## TEXTE EXTRAIT
# # # # #

« La violence commence là où finit la parole ». – Marek Halter

En 2009, plus de 500 enfants en Communauté française ont bénéficié du programme de formation « Graines de médiateurs », soutenu par la Fondation Bernheim. Comment, par l’apprentissage d’habiletés sociales, l’Université de Paix peut-elle faire progresser une culture de la non-violence et de la paix ?

La gestion de conflit dans l’éducation à la citoyenneté

Un article rédigé par Cathy Van Dorslaer et initialement publié en 2009, dans notre trimestriel.

Durant deux années, Nathalie Ballade et moi avons dispensé le programme « Graines de médiateurs » dans quatre classes de l’Institut Saint-Joseph à Malonne. Au fil de vingt séances dans les classes, de coachings des enseignants au terme de chacune d’elles, de deux journées de formations pour toute l’équipe pédagogique, de deux conférences pour les parents, de six journées de formation pour les enseignants concernés, des liens durables se sont créés. Des liens d’amitié nés de la confiance que chaque partenaire a accordée à l’autre, des partages réciproques de points de vue et de compétences, de la créativité sans cesse stimulée. Des liens qui, au-delà des enseignants, se sont noués avec les enfants, leurs parents, les différents adultes qui les encadrent. Permettant une construction solide et durable qui persistera après le départ de l’équipe de l’Université de Paix, au travers de l’enseignement des professeurs impliqués dans le projet et de leurs collègues qui se sont montrés curieux, intéressés et preneurs, mais aussi, au travers d’un projet d’établissement qui garantit sa pérennité et que la direction, les enseignants et les parents ont souhaité mettre en place.

Une atmosphère…

Le projet « Graines de médiateurs », qui vise à initier les enfants à la gestion positive des conflits, a été accueilli dans de nombreuses écoles volontaires. La méthodologie mise au point par l’Université de Paix n’a été qu’un outil, de mieux en mieux rôdé au fil des années et des expériences, pour planter ces graines et les faire fleurir. C’est le terrain qui les accueillent qui permet la floraison. Petites ou grandes écoles se sont déclarées partantes, de la ville ou des campagnes, avec des publics dits « difficiles » ou plus sereins. Dans toutes celles où le projet a éclos, un esprit, une ambiance, une caractéristique, une volonté particulière étaient déjà présentes, portés par un enseignant, quelques-uns ou toute une équipe.

# # # # #

## CONSIGNE A
Dans l'article sur « Graines de médiateurs », rendez tel quel tout le passage qui va de "En 2009, plus" jusqu'à "dans notre trimestriel.".
## CONSIGNE B
D'après l'article sur « Graines de médiateurs », quelles actions ont eu lieu au fil du programme à l'Institut Saint-Joseph ? Donnez-les toutes, dans l'ordre de la phrase qui commence par « Au fil de vingt séances ».
## CONSIGNE C
Traduisez en anglais cette phrase de l'article sur « Graines de médiateurs » : « Le projet « Graines de médiateurs », qui vise à initier les enfants à la gestion positive des conflits, a été accueilli dans de nombreuses écoles volontaires. »

## DONNÉES FOURNIES
# # # # #

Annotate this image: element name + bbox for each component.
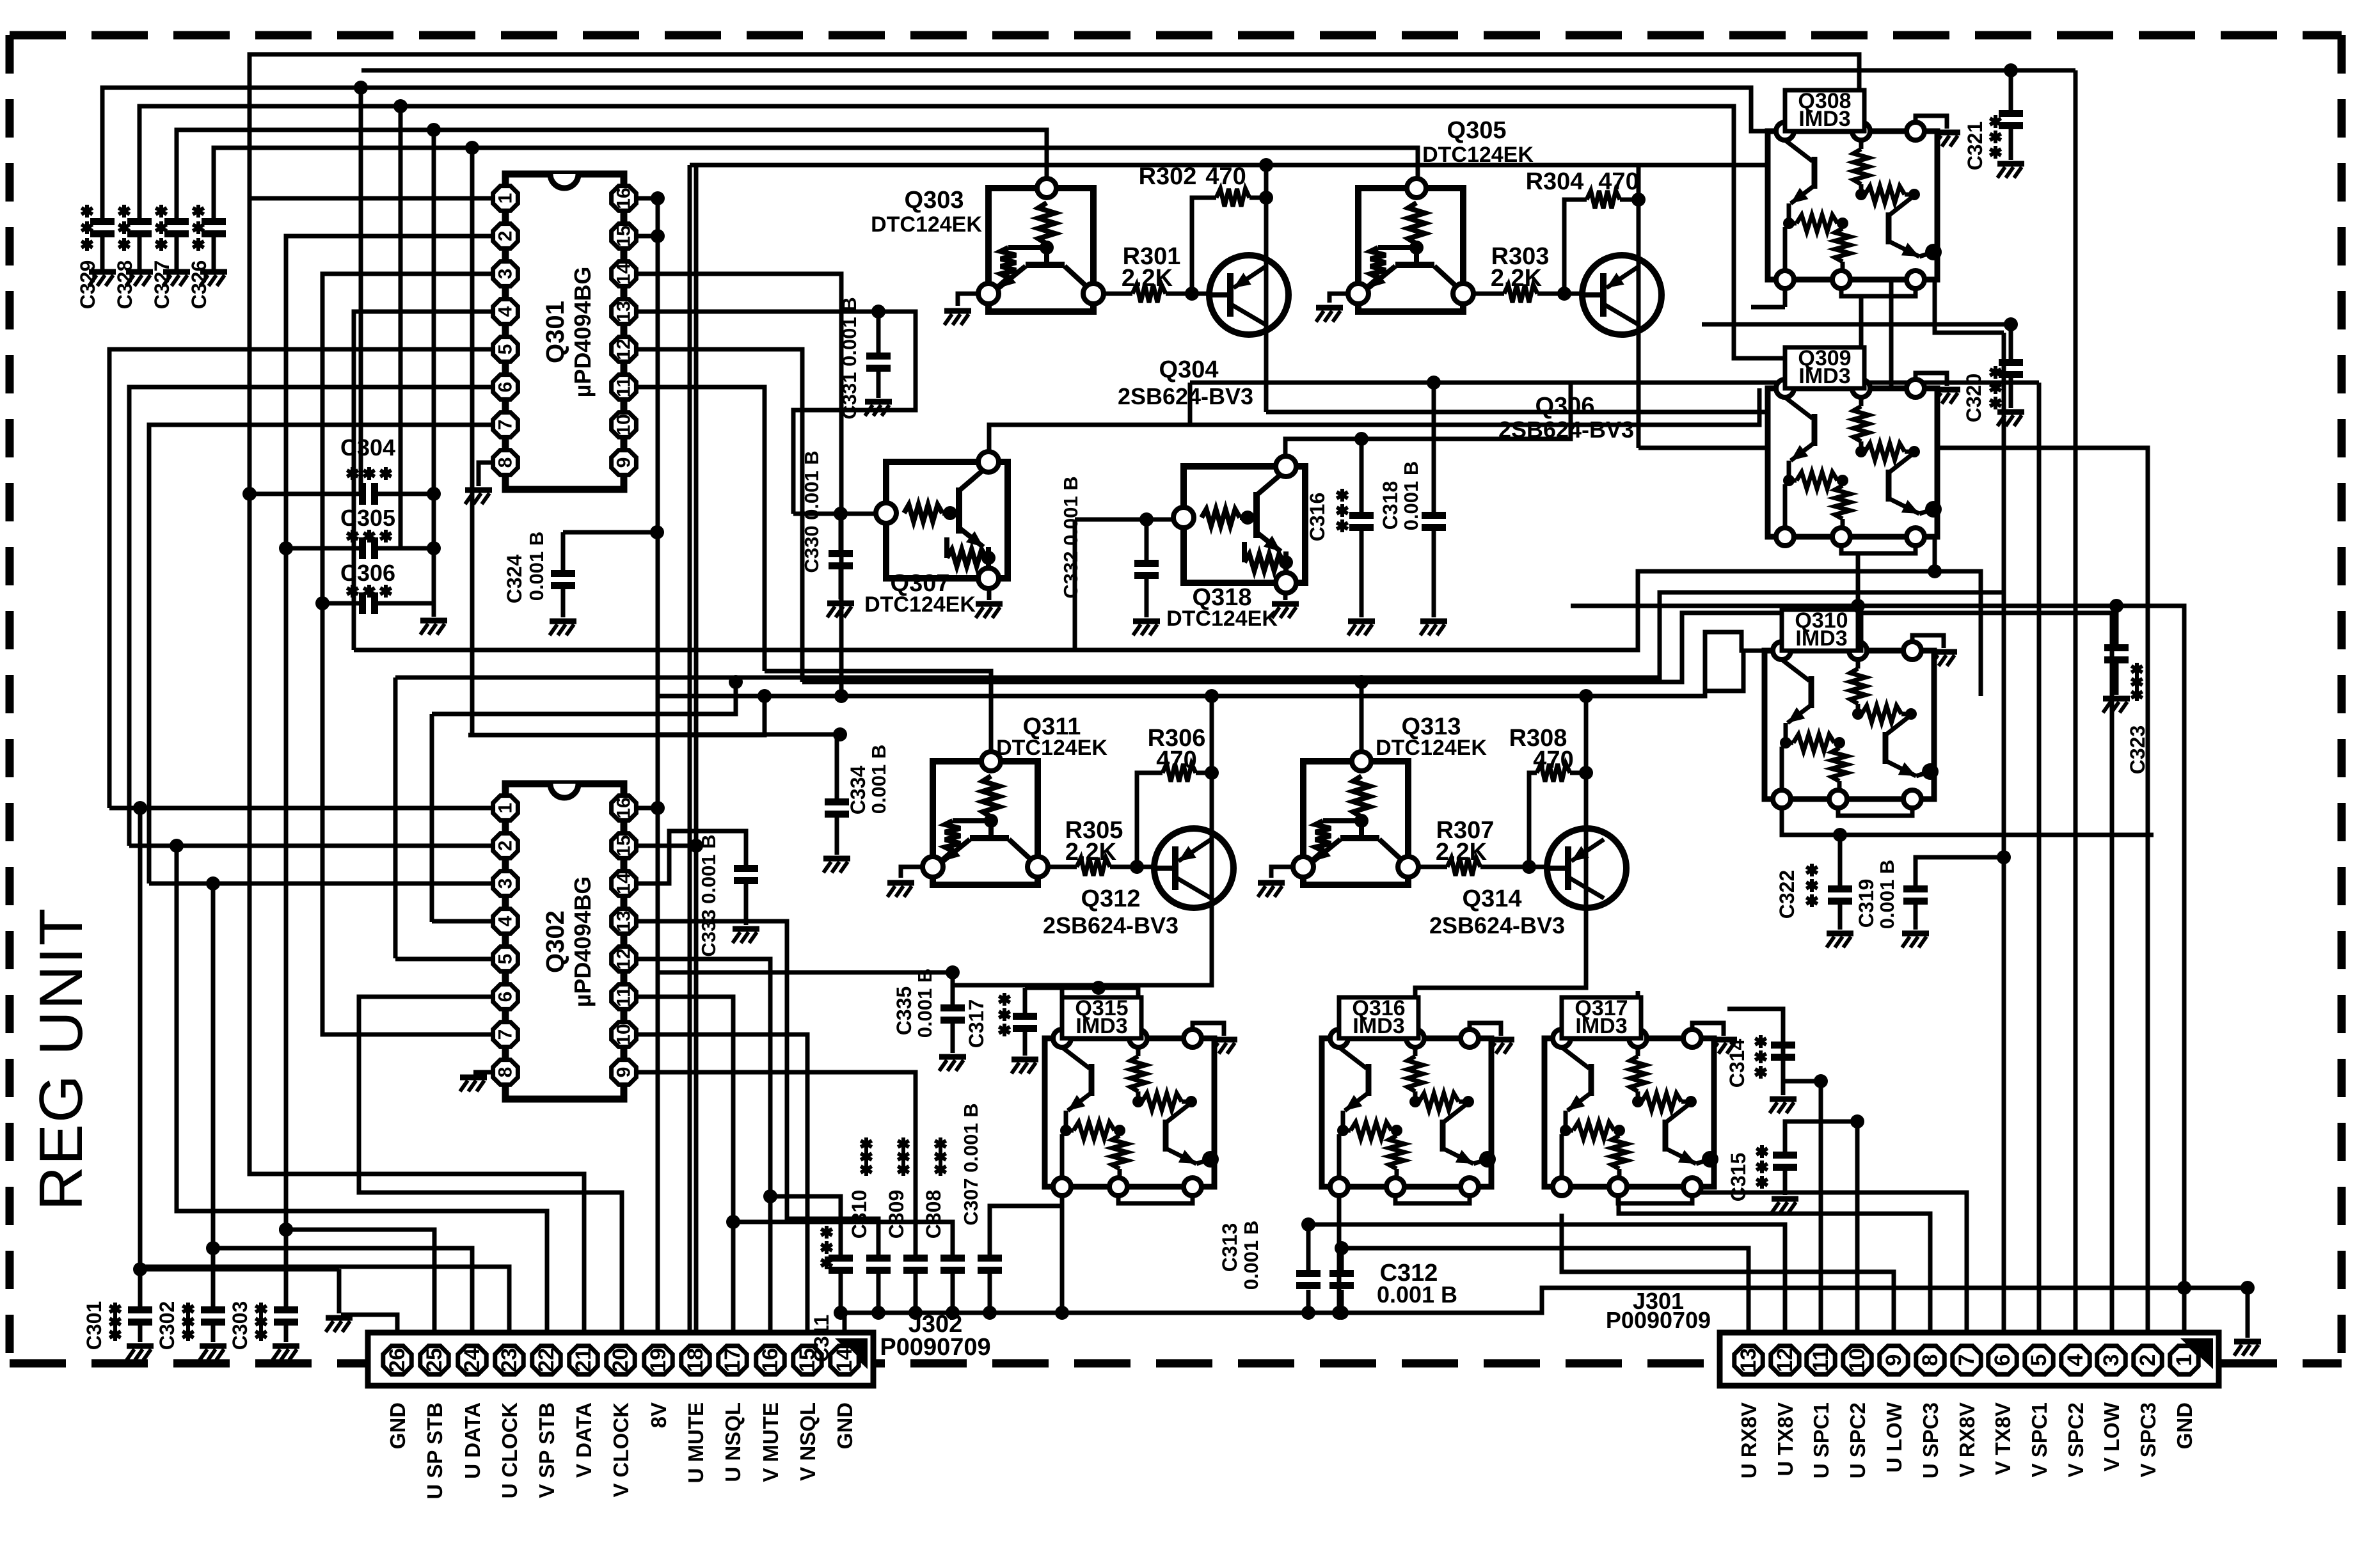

# # # # #

## RÉPONSE RÉDIGÉE A
En 2009, plus de 500 enfants en Communauté française ont bénéficié du programme de formation « Graines de médiateurs », soutenu par la Fondation Bernheim. Comment, par l’apprentissage d’habiletés sociales, l’Université de Paix peut-elle faire progresser une culture de la non-violence et de la paix ?

La gestion de conflit dans l’éducation à la citoyenneté

Un article rédigé par Cathy Van Dorslaer et initialement publié en 2009, dans notre trimestriel.

## RÉPONSE RÉDIGÉE B
- vingt séances dans les classes
- des coachings des enseignants au terme de chacune d'elles
- deux journées de formations pour toute l'équipe pédagogique
- deux conférences pour les parents
- six journées de formation pour les enseignants concernés

## RÉPONSE RÉDIGÉE C
The "Graines de médiateurs" project, which aims to introduce children to positive conflict management, has been welcomed in many volunteer schools.